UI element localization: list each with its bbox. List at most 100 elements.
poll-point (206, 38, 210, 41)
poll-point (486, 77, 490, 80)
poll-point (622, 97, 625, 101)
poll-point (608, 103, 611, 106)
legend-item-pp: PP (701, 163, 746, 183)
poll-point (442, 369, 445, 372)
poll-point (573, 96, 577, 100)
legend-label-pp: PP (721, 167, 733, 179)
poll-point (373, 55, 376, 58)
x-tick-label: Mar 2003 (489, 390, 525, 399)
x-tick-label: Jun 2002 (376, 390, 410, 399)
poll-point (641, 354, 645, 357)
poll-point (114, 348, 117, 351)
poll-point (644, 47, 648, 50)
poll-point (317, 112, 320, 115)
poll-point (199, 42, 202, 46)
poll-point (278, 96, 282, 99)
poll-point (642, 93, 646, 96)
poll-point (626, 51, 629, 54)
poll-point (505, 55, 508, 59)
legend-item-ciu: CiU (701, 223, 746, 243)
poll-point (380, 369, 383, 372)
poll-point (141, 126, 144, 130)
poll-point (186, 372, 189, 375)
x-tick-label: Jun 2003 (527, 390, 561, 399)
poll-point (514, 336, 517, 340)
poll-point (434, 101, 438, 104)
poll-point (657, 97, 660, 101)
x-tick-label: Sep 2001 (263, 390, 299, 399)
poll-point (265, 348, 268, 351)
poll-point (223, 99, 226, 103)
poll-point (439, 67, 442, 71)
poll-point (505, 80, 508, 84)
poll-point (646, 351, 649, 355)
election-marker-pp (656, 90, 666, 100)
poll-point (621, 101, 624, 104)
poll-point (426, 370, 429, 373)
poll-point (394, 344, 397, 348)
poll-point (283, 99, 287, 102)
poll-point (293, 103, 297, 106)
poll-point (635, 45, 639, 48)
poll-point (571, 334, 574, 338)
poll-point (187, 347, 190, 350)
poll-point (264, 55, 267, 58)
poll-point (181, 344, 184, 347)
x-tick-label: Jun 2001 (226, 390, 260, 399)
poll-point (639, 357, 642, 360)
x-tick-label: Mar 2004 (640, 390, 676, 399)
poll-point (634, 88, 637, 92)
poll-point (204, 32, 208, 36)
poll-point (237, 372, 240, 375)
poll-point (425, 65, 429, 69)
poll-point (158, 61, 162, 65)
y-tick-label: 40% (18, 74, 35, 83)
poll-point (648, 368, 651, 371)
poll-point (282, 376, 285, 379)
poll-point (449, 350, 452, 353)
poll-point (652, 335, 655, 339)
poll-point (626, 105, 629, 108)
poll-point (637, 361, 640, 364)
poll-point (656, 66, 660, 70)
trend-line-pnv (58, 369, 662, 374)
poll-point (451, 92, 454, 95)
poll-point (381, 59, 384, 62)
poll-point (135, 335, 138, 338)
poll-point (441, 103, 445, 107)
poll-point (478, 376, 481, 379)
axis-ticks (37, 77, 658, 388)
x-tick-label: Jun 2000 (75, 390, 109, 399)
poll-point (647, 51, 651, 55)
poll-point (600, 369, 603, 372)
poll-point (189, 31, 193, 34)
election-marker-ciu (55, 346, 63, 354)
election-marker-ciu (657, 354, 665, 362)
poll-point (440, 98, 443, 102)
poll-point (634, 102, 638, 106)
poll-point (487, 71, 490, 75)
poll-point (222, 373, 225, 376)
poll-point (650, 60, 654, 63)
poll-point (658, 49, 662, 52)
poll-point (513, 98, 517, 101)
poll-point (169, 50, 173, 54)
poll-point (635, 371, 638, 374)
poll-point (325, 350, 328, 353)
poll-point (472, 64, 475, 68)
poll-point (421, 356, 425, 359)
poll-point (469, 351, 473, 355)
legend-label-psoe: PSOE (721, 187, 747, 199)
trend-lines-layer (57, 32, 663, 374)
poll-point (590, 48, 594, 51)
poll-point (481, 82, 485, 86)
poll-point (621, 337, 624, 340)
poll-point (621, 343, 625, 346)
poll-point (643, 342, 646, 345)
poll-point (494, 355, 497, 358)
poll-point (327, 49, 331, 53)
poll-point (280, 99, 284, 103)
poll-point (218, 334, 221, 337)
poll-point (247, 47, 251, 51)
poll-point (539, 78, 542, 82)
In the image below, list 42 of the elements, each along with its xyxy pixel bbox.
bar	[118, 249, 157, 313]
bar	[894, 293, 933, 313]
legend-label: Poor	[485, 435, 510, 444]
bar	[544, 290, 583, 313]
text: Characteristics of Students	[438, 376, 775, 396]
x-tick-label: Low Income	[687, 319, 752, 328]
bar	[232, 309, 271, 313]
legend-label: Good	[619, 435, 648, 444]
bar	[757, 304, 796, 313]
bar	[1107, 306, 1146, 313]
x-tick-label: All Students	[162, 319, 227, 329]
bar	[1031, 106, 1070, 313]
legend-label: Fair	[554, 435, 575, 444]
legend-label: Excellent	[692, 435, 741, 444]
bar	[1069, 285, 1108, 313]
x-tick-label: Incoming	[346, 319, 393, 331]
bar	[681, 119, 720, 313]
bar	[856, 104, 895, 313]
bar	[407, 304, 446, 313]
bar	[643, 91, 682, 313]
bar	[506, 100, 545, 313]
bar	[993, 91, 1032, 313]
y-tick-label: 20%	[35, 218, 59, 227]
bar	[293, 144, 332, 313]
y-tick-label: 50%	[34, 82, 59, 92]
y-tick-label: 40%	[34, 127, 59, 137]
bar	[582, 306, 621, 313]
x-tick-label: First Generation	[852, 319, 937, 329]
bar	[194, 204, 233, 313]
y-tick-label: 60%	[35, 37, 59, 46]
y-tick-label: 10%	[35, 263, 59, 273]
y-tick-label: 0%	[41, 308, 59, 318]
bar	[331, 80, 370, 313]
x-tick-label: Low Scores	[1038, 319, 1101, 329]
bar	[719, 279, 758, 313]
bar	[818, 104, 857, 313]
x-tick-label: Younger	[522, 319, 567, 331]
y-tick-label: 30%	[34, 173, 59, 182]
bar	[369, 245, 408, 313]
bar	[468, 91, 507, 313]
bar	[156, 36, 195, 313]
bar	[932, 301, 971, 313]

▶ _Exercise_:
Arrange every line of the data above as a numbered list, omitting any blank lines.

▶ _Response to the task_:
1. UI element localization: list each with its bbox. List at most 100 elements.
2. poll-point (206, 38, 210, 41)
3. poll-point (486, 77, 490, 80)
4. poll-point (622, 97, 625, 101)
5. poll-point (608, 103, 611, 106)
6. legend-item-pp: PP (701, 163, 746, 183)
7. poll-point (442, 369, 445, 372)
8. poll-point (573, 96, 577, 100)
9. legend-label-pp: PP (721, 167, 733, 179)
10. poll-point (373, 55, 376, 58)
11. x-tick-label: Mar 2003 (489, 390, 525, 399)
12. x-tick-label: Jun 2002 (376, 390, 410, 399)
13. poll-point (641, 354, 645, 357)
14. poll-point (114, 348, 117, 351)
15. poll-point (644, 47, 648, 50)
16. poll-point (317, 112, 320, 115)
17. poll-point (199, 42, 202, 46)
18. poll-point (278, 96, 282, 99)
19. poll-point (642, 93, 646, 96)
20. poll-point (626, 51, 629, 54)
21. poll-point (505, 55, 508, 59)
22. legend-item-ciu: CiU (701, 223, 746, 243)
23. poll-point (380, 369, 383, 372)
24. poll-point (141, 126, 144, 130)
25. poll-point (186, 372, 189, 375)
26. x-tick-label: Jun 2003 (527, 390, 561, 399)
27. poll-point (514, 336, 517, 340)
28. poll-point (434, 101, 438, 104)
29. poll-point (657, 97, 660, 101)
30. x-tick-label: Sep 2001 (263, 390, 299, 399)
31. poll-point (265, 348, 268, 351)
32. poll-point (223, 99, 226, 103)
33. poll-point (439, 67, 442, 71)
34. poll-point (505, 80, 508, 84)
35. poll-point (646, 351, 649, 355)
36. election-marker-pp (656, 90, 666, 100)
37. poll-point (621, 101, 624, 104)
38. poll-point (426, 370, 429, 373)
39. poll-point (394, 344, 397, 348)
40. poll-point (283, 99, 287, 102)
41. poll-point (293, 103, 297, 106)
42. poll-point (635, 45, 639, 48)
43. poll-point (571, 334, 574, 338)
44. poll-point (187, 347, 190, 350)
45. poll-point (264, 55, 267, 58)
46. poll-point (181, 344, 184, 347)
47. x-tick-label: Jun 2001 (226, 390, 260, 399)
48. poll-point (639, 357, 642, 360)
49. x-tick-label: Mar 2004 (640, 390, 676, 399)
50. poll-point (634, 88, 637, 92)
51. poll-point (204, 32, 208, 36)
52. poll-point (237, 372, 240, 375)
53. poll-point (425, 65, 429, 69)
54. poll-point (158, 61, 162, 65)
55. y-tick-label: 40% (18, 74, 35, 83)
56. poll-point (648, 368, 651, 371)
57. poll-point (282, 376, 285, 379)
58. poll-point (449, 350, 452, 353)
59. poll-point (652, 335, 655, 339)
60. poll-point (626, 105, 629, 108)
61. poll-point (637, 361, 640, 364)
62. poll-point (656, 66, 660, 70)
63. trend-line-pnv (58, 369, 662, 374)
64. poll-point (451, 92, 454, 95)
65. poll-point (381, 59, 384, 62)
66. poll-point (135, 335, 138, 338)
67. poll-point (441, 103, 445, 107)
68. poll-point (478, 376, 481, 379)
69. axis-ticks (37, 77, 658, 388)
70. x-tick-label: Jun 2000 (75, 390, 109, 399)
71. poll-point (647, 51, 651, 55)
72. poll-point (600, 369, 603, 372)
73. poll-point (189, 31, 193, 34)
74. election-marker-ciu (55, 346, 63, 354)
75. election-marker-ciu (657, 354, 665, 362)
76. poll-point (440, 98, 443, 102)
77. poll-point (634, 102, 638, 106)
78. poll-point (487, 71, 490, 75)
79. poll-point (222, 373, 225, 376)
80. poll-point (650, 60, 654, 63)
81. poll-point (658, 49, 662, 52)
82. poll-point (513, 98, 517, 101)
83. poll-point (169, 50, 173, 54)
84. poll-point (635, 371, 638, 374)
85. poll-point (325, 350, 328, 353)
86. poll-point (472, 64, 475, 68)
87. poll-point (421, 356, 425, 359)
88. poll-point (469, 351, 473, 355)
89. legend-label-psoe: PSOE (721, 187, 747, 199)
90. trend-lines-layer (57, 32, 663, 374)
91. poll-point (590, 48, 594, 51)
92. poll-point (481, 82, 485, 86)
93. poll-point (621, 337, 624, 340)
94. poll-point (621, 343, 625, 346)
95. poll-point (643, 342, 646, 345)
96. poll-point (494, 355, 497, 358)
97. poll-point (327, 49, 331, 53)
98. poll-point (280, 99, 284, 103)
99. poll-point (218, 334, 221, 337)
100. poll-point (247, 47, 251, 51)
101. poll-point (539, 78, 542, 82)
102. In the image below, list 42 of the elements, each along with its xyxy pixel bbox.
103. bar	[118, 249, 157, 313]
104. bar	[894, 293, 933, 313]
105. legend-label: Poor	[485, 435, 510, 444]
106. bar	[544, 290, 583, 313]
107. text: Characteristics of Students	[438, 376, 775, 396]
108. x-tick-label: Low Income	[687, 319, 752, 328]
109. bar	[232, 309, 271, 313]
110. legend-label: Good	[619, 435, 648, 444]
111. bar	[757, 304, 796, 313]
112. bar	[1107, 306, 1146, 313]
113. x-tick-label: All Students	[162, 319, 227, 329]
114. bar	[1031, 106, 1070, 313]
115. legend-label: Fair	[554, 435, 575, 444]
116. legend-label: Excellent	[692, 435, 741, 444]
117. bar	[1069, 285, 1108, 313]
118. x-tick-label: Incoming	[346, 319, 393, 331]
119. bar	[681, 119, 720, 313]
120. bar	[856, 104, 895, 313]
121. bar	[407, 304, 446, 313]
122. bar	[643, 91, 682, 313]
123. bar	[506, 100, 545, 313]
124. bar	[993, 91, 1032, 313]
125. y-tick-label: 20%	[35, 218, 59, 227]
126. bar	[293, 144, 332, 313]
127. y-tick-label: 50%	[34, 82, 59, 92]
128. y-tick-label: 40%	[34, 127, 59, 137]
129. bar	[582, 306, 621, 313]
130. x-tick-label: First Generation	[852, 319, 937, 329]
131. bar	[194, 204, 233, 313]
132. y-tick-label: 60%	[35, 37, 59, 46]
133. y-tick-label: 10%	[35, 263, 59, 273]
134. y-tick-label: 0%	[41, 308, 59, 318]
135. bar	[331, 80, 370, 313]
136. x-tick-label: Low Scores	[1038, 319, 1101, 329]
137. bar	[719, 279, 758, 313]
138. bar	[818, 104, 857, 313]
139. x-tick-label: Younger	[522, 319, 567, 331]
140. y-tick-label: 30%	[34, 173, 59, 182]
141. bar	[369, 245, 408, 313]
142. bar	[468, 91, 507, 313]
143. bar	[156, 36, 195, 313]
144. bar	[932, 301, 971, 313]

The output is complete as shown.